Dataset entries
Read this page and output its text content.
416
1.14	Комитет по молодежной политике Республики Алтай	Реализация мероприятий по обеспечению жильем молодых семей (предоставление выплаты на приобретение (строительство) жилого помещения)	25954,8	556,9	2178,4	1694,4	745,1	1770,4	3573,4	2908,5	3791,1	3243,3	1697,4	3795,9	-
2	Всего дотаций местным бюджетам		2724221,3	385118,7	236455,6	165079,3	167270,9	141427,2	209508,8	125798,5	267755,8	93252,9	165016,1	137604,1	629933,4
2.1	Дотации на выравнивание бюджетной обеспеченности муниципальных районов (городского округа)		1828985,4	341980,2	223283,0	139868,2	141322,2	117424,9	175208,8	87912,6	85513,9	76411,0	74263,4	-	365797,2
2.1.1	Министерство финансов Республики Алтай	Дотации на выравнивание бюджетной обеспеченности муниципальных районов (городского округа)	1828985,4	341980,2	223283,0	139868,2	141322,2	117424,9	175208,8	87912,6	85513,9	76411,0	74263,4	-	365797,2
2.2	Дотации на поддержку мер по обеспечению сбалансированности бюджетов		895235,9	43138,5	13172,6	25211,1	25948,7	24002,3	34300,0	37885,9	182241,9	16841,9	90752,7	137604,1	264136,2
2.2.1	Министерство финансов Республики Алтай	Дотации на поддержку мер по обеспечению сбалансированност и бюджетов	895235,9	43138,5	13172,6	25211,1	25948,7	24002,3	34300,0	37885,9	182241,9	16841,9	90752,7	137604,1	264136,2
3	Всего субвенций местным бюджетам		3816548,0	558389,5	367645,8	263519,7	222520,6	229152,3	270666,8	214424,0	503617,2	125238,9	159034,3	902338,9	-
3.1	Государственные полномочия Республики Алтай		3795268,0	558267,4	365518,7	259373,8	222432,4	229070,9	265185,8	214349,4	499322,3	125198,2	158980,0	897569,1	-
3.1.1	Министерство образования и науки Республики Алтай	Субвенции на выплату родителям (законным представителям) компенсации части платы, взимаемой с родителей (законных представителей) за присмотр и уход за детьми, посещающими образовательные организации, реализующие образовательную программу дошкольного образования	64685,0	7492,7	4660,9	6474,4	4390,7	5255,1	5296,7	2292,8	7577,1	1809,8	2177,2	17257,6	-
* * *
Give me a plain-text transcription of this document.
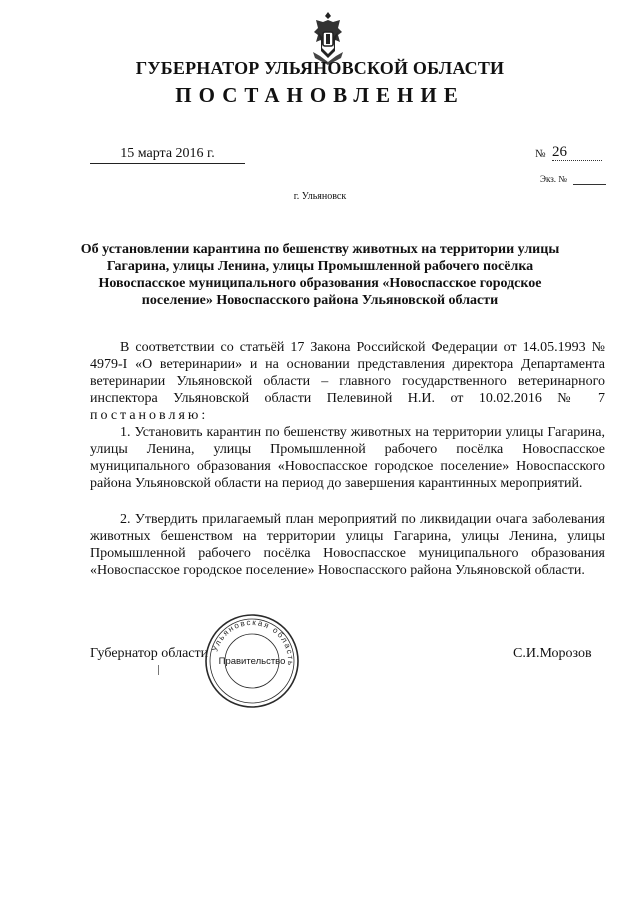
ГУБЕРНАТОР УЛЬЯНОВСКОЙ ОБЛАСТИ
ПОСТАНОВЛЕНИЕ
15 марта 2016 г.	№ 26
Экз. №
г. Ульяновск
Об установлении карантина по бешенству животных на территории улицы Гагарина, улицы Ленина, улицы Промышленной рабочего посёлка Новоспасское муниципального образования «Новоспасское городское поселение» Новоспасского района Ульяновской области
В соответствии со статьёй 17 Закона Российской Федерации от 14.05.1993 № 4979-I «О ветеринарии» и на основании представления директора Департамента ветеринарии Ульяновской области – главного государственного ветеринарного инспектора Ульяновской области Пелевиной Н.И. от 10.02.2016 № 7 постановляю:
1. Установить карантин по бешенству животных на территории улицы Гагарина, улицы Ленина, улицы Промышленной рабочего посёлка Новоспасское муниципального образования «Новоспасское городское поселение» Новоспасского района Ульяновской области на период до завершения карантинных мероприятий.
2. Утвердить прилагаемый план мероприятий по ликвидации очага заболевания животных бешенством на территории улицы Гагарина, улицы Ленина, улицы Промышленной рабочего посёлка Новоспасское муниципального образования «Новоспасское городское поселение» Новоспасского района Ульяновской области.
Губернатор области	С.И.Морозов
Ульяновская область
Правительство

▸ **Given instruction**:
Provide the number of lines in these entries that hold the word "муниципального", without any accompanying text.

▸ **The output**:
3